— begin DATA SECTION —

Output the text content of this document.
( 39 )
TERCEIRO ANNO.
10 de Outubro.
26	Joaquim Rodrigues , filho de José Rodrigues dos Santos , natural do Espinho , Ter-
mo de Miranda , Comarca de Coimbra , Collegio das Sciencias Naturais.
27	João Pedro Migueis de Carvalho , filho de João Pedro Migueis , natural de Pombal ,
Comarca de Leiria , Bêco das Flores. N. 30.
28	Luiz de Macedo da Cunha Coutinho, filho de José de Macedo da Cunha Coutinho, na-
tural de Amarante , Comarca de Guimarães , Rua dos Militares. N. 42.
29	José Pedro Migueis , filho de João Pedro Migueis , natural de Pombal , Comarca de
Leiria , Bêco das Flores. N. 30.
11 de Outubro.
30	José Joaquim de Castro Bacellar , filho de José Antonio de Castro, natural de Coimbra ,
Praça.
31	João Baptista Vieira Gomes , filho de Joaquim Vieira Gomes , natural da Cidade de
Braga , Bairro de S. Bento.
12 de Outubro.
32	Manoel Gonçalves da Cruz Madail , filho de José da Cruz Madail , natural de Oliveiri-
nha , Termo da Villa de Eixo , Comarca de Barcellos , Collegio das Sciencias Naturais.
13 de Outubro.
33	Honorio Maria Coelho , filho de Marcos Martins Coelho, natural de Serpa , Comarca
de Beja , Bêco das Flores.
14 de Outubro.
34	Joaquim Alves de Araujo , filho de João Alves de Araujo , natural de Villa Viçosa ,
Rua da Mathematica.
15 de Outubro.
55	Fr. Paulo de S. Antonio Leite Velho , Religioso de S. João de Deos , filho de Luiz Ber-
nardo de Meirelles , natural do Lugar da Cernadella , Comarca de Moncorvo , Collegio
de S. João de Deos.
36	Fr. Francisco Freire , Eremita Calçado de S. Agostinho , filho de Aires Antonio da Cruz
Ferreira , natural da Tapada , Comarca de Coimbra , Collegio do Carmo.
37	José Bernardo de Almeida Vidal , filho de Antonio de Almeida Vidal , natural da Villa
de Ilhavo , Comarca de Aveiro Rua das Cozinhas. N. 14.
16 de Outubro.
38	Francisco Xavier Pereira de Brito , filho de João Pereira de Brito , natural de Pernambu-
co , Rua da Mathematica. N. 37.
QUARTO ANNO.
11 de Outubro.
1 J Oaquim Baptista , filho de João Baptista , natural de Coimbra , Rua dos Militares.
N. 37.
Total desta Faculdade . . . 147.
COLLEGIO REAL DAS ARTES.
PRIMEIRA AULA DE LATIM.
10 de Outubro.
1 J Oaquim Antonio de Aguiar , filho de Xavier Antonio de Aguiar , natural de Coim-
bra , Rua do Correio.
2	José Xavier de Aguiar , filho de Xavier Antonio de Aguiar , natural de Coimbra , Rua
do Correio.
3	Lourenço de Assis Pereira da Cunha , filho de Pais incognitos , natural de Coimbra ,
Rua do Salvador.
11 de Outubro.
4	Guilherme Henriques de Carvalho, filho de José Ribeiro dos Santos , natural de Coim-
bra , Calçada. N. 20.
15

— end DATA SECTION —

WHAT THIS TASK INVOLVES:
Show all lines from the listing above in which "Luiz" appears.

EXERCISE SOLUTION:
28	Luiz de Macedo da Cunha Coutinho, filho de José de Macedo da Cunha Coutinho, na-
55	Fr. Paulo de S. Antonio Leite Velho , Religioso de S. João de Deos , filho de Luiz Ber-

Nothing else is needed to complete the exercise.